§ Prompt: Assemble all lines in which the string "Sibylle" appears.

[Records from a collection]
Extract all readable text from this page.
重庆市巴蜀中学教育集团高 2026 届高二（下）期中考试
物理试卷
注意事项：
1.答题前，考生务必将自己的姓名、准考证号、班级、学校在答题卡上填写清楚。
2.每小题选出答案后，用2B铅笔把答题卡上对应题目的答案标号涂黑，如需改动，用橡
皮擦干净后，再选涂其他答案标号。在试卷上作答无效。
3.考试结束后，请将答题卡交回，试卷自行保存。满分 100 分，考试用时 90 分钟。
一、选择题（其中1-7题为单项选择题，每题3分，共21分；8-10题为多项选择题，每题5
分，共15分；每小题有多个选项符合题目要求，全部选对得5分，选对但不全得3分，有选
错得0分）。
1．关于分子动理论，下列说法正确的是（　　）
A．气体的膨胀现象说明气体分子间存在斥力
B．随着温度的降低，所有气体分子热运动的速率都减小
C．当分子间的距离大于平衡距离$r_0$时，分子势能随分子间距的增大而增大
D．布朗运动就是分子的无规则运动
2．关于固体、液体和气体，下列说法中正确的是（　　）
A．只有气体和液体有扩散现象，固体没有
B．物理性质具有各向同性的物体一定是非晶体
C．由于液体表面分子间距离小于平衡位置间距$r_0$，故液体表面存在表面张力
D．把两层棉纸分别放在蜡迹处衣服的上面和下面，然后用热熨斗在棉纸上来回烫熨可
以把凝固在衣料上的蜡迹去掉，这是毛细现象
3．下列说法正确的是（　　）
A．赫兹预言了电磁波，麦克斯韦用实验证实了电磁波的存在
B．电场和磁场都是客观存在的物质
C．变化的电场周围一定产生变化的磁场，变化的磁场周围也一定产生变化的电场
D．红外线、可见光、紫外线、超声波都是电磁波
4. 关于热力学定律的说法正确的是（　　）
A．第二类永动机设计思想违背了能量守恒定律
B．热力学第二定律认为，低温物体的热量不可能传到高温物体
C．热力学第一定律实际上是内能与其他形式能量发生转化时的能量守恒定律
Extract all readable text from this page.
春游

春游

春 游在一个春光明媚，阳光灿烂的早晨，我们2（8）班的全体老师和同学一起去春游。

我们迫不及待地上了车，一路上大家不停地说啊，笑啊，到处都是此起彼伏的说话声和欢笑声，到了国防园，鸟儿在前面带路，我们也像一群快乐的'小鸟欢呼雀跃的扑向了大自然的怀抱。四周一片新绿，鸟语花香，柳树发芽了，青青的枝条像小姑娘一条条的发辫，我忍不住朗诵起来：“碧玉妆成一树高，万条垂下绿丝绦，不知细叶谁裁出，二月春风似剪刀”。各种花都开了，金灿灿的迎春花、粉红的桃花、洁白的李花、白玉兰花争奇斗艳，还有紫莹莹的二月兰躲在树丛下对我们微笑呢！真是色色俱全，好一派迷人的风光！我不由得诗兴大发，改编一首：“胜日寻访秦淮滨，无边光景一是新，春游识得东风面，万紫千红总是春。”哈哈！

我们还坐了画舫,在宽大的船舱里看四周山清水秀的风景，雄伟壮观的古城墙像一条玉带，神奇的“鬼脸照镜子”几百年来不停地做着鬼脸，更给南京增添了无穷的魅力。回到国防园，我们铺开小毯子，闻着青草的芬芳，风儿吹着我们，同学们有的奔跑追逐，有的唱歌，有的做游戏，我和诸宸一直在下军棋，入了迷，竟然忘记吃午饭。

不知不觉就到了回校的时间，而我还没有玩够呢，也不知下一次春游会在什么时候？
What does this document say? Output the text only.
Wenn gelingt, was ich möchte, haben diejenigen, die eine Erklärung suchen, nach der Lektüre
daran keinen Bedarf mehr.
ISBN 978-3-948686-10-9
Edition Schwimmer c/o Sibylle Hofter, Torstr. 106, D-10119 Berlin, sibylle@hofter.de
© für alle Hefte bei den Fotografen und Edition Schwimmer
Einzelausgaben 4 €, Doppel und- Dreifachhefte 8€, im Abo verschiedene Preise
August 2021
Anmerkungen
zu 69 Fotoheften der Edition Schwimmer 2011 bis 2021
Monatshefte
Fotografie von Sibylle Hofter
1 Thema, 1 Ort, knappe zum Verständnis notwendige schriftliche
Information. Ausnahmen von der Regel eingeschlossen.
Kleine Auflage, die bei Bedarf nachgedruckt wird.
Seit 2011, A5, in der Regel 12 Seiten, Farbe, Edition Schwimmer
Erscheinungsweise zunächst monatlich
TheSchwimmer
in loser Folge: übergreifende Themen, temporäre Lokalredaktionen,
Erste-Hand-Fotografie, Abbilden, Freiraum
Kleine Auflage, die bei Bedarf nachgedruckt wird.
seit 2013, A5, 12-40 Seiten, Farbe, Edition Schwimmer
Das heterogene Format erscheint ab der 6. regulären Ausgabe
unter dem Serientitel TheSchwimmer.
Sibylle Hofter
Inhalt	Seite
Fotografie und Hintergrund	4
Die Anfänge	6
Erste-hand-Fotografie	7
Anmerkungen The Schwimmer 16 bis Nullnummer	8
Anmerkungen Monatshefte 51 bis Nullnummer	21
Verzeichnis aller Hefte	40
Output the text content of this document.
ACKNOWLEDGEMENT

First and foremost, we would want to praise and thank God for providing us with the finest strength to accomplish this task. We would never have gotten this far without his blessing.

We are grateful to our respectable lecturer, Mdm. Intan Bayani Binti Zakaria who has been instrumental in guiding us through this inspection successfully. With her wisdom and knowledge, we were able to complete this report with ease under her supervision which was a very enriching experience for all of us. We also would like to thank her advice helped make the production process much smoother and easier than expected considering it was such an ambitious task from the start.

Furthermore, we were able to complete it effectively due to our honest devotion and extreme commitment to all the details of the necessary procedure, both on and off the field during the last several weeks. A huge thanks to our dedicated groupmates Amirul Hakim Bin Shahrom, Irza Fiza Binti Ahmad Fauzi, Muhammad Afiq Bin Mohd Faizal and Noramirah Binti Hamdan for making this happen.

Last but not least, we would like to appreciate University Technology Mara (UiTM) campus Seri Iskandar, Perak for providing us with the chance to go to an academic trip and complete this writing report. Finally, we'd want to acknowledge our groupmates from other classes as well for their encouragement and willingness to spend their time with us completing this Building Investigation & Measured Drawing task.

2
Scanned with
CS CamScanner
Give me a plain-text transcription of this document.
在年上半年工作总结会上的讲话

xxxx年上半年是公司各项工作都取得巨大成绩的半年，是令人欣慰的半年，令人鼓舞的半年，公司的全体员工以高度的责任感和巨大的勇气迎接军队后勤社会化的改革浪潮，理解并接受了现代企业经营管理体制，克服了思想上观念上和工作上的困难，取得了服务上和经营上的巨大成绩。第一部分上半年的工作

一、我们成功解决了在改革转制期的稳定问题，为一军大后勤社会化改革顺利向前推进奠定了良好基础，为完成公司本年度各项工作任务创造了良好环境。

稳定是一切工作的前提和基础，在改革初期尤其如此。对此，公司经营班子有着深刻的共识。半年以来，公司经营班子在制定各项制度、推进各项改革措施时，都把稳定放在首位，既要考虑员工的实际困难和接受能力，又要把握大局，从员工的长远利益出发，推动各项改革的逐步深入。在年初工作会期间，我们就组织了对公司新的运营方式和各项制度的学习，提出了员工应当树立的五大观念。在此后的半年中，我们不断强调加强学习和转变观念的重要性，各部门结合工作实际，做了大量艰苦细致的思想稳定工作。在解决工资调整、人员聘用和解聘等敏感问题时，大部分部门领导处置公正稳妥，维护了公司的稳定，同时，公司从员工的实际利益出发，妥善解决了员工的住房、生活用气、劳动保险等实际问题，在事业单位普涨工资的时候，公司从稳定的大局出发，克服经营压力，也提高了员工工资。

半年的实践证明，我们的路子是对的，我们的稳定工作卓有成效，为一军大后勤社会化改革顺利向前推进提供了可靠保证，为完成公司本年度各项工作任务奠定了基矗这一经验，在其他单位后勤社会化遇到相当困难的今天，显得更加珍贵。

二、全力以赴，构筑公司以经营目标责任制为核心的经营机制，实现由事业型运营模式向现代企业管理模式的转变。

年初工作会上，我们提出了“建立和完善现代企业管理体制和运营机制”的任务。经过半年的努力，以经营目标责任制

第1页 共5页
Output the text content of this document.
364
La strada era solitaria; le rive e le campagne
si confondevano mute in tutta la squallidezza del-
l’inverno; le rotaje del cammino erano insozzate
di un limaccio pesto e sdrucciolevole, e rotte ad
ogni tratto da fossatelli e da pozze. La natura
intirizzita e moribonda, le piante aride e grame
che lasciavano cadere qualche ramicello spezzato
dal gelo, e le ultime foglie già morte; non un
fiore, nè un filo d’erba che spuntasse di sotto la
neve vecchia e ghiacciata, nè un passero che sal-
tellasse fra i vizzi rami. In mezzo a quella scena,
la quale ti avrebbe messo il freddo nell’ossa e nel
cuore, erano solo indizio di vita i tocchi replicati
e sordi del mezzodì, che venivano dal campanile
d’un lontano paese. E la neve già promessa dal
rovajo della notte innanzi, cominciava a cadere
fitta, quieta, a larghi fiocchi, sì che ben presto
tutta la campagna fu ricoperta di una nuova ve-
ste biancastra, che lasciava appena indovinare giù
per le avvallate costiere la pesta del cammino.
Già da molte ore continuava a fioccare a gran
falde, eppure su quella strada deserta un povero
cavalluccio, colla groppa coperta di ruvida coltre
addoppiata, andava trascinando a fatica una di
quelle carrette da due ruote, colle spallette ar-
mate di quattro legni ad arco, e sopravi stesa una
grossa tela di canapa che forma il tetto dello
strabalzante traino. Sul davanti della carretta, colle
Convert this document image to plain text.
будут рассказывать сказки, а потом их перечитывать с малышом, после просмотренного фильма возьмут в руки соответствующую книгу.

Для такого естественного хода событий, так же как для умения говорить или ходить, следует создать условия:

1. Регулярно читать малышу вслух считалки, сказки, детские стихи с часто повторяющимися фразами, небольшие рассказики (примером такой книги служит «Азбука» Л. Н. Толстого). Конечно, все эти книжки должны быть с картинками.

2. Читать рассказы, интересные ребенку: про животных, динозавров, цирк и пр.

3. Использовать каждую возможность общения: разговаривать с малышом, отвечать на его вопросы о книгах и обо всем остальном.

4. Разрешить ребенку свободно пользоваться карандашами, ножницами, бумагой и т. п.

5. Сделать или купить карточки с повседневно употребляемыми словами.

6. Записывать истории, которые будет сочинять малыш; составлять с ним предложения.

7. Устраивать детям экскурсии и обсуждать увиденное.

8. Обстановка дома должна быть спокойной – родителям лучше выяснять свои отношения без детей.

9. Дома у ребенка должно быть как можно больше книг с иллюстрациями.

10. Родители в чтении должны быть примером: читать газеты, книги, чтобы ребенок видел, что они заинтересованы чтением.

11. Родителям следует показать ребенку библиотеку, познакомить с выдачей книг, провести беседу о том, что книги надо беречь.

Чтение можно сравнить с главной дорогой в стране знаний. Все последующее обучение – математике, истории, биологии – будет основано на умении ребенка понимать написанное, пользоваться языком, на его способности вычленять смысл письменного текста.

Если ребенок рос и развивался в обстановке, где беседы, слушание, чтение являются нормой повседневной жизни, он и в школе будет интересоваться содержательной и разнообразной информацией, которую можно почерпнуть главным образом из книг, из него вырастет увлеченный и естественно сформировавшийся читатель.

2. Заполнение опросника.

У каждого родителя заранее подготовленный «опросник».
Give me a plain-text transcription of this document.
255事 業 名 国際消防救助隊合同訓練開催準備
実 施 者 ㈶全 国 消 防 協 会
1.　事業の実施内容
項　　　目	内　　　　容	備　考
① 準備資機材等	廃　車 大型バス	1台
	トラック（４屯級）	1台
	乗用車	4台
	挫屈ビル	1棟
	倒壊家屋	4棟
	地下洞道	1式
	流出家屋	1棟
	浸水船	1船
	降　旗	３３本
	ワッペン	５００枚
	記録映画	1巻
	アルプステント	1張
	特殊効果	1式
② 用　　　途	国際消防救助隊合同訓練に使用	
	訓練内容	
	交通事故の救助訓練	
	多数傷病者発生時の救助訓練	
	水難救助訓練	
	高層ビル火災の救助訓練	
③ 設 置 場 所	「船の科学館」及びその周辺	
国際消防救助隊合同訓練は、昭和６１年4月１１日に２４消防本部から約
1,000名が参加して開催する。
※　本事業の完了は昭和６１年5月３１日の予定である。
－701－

§ Task response:
Edition Schwimmer c/o Sibylle Hofter, Torstr. 106, D-10119 Berlin, sibylle@hofter.de
Fotografie von Sibylle Hofter
Sibylle Hofter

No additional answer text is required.